YOUR INSTRUCTIONS:
Copy out the data that follows exactly, leaving out no line.

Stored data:
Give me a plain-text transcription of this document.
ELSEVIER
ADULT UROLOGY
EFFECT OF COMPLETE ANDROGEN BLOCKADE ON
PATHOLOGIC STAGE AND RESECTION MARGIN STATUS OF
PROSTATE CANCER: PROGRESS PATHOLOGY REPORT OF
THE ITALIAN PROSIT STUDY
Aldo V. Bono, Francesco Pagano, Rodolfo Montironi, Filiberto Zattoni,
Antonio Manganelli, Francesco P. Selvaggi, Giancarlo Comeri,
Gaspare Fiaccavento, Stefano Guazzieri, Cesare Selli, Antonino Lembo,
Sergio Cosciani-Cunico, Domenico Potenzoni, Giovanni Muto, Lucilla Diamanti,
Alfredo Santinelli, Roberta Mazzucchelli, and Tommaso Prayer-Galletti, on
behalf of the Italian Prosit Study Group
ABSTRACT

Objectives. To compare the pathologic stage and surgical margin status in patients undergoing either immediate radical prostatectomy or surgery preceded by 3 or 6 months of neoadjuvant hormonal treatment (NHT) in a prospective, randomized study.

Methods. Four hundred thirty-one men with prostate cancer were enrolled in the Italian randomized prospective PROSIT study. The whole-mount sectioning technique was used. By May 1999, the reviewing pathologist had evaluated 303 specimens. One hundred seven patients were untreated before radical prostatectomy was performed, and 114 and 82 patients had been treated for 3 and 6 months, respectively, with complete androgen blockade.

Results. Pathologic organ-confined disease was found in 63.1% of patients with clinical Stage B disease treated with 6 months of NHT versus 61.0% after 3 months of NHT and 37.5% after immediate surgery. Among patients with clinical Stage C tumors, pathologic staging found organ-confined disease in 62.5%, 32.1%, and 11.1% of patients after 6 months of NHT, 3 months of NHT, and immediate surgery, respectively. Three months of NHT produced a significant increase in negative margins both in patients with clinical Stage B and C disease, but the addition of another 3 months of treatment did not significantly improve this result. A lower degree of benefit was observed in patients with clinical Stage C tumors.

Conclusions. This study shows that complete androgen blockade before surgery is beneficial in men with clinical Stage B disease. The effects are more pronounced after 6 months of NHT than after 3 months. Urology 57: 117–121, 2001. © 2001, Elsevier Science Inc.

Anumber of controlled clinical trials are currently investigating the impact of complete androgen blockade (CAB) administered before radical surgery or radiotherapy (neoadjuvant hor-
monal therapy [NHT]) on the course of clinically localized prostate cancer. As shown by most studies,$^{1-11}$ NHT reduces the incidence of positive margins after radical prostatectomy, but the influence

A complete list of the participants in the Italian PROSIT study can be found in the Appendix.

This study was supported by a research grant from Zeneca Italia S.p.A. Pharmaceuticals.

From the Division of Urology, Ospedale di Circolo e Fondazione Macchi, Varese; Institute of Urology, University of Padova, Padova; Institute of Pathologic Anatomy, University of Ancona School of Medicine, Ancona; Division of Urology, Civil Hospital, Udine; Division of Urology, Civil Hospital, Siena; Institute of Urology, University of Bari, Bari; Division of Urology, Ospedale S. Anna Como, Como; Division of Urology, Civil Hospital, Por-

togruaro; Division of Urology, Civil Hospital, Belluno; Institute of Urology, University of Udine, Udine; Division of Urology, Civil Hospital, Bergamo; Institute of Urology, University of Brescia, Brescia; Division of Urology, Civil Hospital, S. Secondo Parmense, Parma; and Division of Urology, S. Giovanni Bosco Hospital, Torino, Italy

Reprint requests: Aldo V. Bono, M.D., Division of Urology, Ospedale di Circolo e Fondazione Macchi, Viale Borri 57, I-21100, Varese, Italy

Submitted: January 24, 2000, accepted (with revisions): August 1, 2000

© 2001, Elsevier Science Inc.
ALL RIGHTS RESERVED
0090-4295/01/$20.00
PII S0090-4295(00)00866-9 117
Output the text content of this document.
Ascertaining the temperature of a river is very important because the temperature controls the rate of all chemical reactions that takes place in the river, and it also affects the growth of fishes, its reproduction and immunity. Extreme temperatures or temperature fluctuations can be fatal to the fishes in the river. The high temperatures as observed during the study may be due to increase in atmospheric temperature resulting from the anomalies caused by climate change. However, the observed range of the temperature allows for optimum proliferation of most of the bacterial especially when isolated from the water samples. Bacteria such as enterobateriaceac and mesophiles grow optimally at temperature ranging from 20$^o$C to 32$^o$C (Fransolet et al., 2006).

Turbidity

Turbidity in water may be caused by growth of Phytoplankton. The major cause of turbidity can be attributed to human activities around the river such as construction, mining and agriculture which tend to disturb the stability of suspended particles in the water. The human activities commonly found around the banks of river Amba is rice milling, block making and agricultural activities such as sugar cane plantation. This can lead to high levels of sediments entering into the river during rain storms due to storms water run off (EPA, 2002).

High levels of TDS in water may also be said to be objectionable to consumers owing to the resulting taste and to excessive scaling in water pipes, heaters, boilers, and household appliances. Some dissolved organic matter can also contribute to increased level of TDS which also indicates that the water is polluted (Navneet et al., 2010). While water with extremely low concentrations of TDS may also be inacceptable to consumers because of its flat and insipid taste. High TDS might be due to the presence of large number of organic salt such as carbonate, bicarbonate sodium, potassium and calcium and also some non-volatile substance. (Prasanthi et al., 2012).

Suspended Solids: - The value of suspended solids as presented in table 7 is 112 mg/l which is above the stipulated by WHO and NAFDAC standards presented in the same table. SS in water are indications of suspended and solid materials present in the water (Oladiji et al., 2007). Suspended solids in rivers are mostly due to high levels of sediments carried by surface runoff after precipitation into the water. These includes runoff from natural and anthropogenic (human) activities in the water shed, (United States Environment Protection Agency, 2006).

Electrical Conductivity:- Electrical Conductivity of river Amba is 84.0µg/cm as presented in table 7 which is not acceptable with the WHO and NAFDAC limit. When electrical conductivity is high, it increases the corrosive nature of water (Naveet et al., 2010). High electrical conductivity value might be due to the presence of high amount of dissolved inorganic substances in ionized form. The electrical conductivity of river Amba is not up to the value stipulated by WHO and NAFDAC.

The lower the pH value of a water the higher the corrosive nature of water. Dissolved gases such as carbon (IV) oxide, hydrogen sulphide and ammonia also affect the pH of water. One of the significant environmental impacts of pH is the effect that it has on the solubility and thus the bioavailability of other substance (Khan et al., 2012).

ANSWER SPACE:
Give me a plain-text transcription of this document.
ELSEVIER
ADULT UROLOGY
EFFECT OF COMPLETE ANDROGEN BLOCKADE ON
PATHOLOGIC STAGE AND RESECTION MARGIN STATUS OF
PROSTATE CANCER: PROGRESS PATHOLOGY REPORT OF
THE ITALIAN PROSIT STUDY
Aldo V. Bono, Francesco Pagano, Rodolfo Montironi, Filiberto Zattoni,
Antonio Manganelli, Francesco P. Selvaggi, Giancarlo Comeri,
Gaspare Fiaccavento, Stefano Guazzieri, Cesare Selli, Antonino Lembo,
Sergio Cosciani-Cunico, Domenico Potenzoni, Giovanni Muto, Lucilla Diamanti,
Alfredo Santinelli, Roberta Mazzucchelli, and Tommaso Prayer-Galletti, on
behalf of the Italian Prosit Study Group
ABSTRACT

Objectives. To compare the pathologic stage and surgical margin status in patients undergoing either immediate radical prostatectomy or surgery preceded by 3 or 6 months of neoadjuvant hormonal treatment (NHT) in a prospective, randomized study.

Methods. Four hundred thirty-one men with prostate cancer were enrolled in the Italian randomized prospective PROSIT study. The whole-mount sectioning technique was used. By May 1999, the reviewing pathologist had evaluated 303 specimens. One hundred seven patients were untreated before radical prostatectomy was performed, and 114 and 82 patients had been treated for 3 and 6 months, respectively, with complete androgen blockade.

Results. Pathologic organ-confined disease was found in 63.1% of patients with clinical Stage B disease treated with 6 months of NHT versus 61.0% after 3 months of NHT and 37.5% after immediate surgery. Among patients with clinical Stage C tumors, pathologic staging found organ-confined disease in 62.5%, 32.1%, and 11.1% of patients after 6 months of NHT, 3 months of NHT, and immediate surgery, respectively. Three months of NHT produced a significant increase in negative margins both in patients with clinical Stage B and C disease, but the addition of another 3 months of treatment did not significantly improve this result. A lower degree of benefit was observed in patients with clinical Stage C tumors.

Conclusions. This study shows that complete androgen blockade before surgery is beneficial in men with clinical Stage B disease. The effects are more pronounced after 6 months of NHT than after 3 months. Urology 57: 117–121, 2001. © 2001, Elsevier Science Inc.

Anumber of controlled clinical trials are currently investigating the impact of complete androgen blockade (CAB) administered before radical surgery or radiotherapy (neoadjuvant hor-
monal therapy [NHT]) on the course of clinically localized prostate cancer. As shown by most studies,$^{1-11}$ NHT reduces the incidence of positive margins after radical prostatectomy, but the influence

A complete list of the participants in the Italian PROSIT study can be found in the Appendix.

This study was supported by a research grant from Zeneca Italia S.p.A. Pharmaceuticals.

From the Division of Urology, Ospedale di Circolo e Fondazione Macchi, Varese; Institute of Urology, University of Padova, Padova; Institute of Pathologic Anatomy, University of Ancona School of Medicine, Ancona; Division of Urology, Civil Hospital, Udine; Division of Urology, Civil Hospital, Siena; Institute of Urology, University of Bari, Bari; Division of Urology, Ospedale S. Anna Como, Como; Division of Urology, Civil Hospital, Por-

togruaro; Division of Urology, Civil Hospital, Belluno; Institute of Urology, University of Udine, Udine; Division of Urology, Civil Hospital, Bergamo; Institute of Urology, University of Brescia, Brescia; Division of Urology, Civil Hospital, S. Secondo Parmense, Parma; and Division of Urology, S. Giovanni Bosco Hospital, Torino, Italy

Reprint requests: Aldo V. Bono, M.D., Division of Urology, Ospedale di Circolo e Fondazione Macchi, Viale Borri 57, I-21100, Varese, Italy

Submitted: January 24, 2000, accepted (with revisions): August 1, 2000

© 2001, Elsevier Science Inc.
ALL RIGHTS RESERVED
0090-4295/01/$20.00
PII S0090-4295(00)00866-9 117
Output the text content of this document.
Ascertaining the temperature of a river is very important because the temperature controls the rate of all chemical reactions that takes place in the river, and it also affects the growth of fishes, its reproduction and immunity. Extreme temperatures or temperature fluctuations can be fatal to the fishes in the river. The high temperatures as observed during the study may be due to increase in atmospheric temperature resulting from the anomalies caused by climate change. However, the observed range of the temperature allows for optimum proliferation of most of the bacterial especially when isolated from the water samples. Bacteria such as enterobateriaceac and mesophiles grow optimally at temperature ranging from 20$^o$C to 32$^o$C (Fransolet et al., 2006).

Turbidity

Turbidity in water may be caused by growth of Phytoplankton. The major cause of turbidity can be attributed to human activities around the river such as construction, mining and agriculture which tend to disturb the stability of suspended particles in the water. The human activities commonly found around the banks of river Amba is rice milling, block making and agricultural activities such as sugar cane plantation. This can lead to high levels of sediments entering into the river during rain storms due to storms water run off (EPA, 2002).

High levels of TDS in water may also be said to be objectionable to consumers owing to the resulting taste and to excessive scaling in water pipes, heaters, boilers, and household appliances. Some dissolved organic matter can also contribute to increased level of TDS which also indicates that the water is polluted (Navneet et al., 2010). While water with extremely low concentrations of TDS may also be inacceptable to consumers because of its flat and insipid taste. High TDS might be due to the presence of large number of organic salt such as carbonate, bicarbonate sodium, potassium and calcium and also some non-volatile substance. (Prasanthi et al., 2012).

Suspended Solids: - The value of suspended solids as presented in table 7 is 112 mg/l which is above the stipulated by WHO and NAFDAC standards presented in the same table. SS in water are indications of suspended and solid materials present in the water (Oladiji et al., 2007). Suspended solids in rivers are mostly due to high levels of sediments carried by surface runoff after precipitation into the water. These includes runoff from natural and anthropogenic (human) activities in the water shed, (United States Environment Protection Agency, 2006).

Electrical Conductivity:- Electrical Conductivity of river Amba is 84.0µg/cm as presented in table 7 which is not acceptable with the WHO and NAFDAC limit. When electrical conductivity is high, it increases the corrosive nature of water (Naveet et al., 2010). High electrical conductivity value might be due to the presence of high amount of dissolved inorganic substances in ionized form. The electrical conductivity of river Amba is not up to the value stipulated by WHO and NAFDAC.

The lower the pH value of a water the higher the corrosive nature of water. Dissolved gases such as carbon (IV) oxide, hydrogen sulphide and ammonia also affect the pH of water. One of the significant environmental impacts of pH is the effect that it has on the solubility and thus the bioavailability of other substance (Khan et al., 2012).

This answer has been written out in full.